Your task =>
List all lines of the data containing the word "техническое".

## begin

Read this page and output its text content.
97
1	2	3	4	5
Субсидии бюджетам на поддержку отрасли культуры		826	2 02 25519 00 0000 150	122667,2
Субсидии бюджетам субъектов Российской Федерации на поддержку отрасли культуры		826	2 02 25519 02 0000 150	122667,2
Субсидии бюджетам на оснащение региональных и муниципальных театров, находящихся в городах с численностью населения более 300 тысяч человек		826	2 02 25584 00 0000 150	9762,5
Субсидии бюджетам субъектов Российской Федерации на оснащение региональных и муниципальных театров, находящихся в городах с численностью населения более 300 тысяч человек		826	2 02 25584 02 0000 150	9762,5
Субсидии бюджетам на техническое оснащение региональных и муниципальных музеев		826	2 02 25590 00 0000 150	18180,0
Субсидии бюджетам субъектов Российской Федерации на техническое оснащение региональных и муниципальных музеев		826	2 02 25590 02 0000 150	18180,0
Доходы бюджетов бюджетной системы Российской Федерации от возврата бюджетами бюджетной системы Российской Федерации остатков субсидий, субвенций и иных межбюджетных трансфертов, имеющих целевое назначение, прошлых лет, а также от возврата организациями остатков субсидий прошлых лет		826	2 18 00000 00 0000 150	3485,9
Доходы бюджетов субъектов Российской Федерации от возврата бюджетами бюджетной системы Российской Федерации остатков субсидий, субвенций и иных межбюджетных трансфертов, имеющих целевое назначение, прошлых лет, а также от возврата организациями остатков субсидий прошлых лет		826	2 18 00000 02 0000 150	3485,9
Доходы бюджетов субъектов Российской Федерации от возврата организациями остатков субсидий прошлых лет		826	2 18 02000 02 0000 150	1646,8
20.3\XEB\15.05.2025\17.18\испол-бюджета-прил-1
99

## end

Output for this task =>
Субсидии бюджетам на техническое оснащение региональных и муниципальных музеев		826	2 02 25590 00 0000 150	18180,0
Субсидии бюджетам субъектов Российской Федерации на техническое оснащение региональных и муниципальных музеев		826	2 02 25590 02 0000 150	18180,0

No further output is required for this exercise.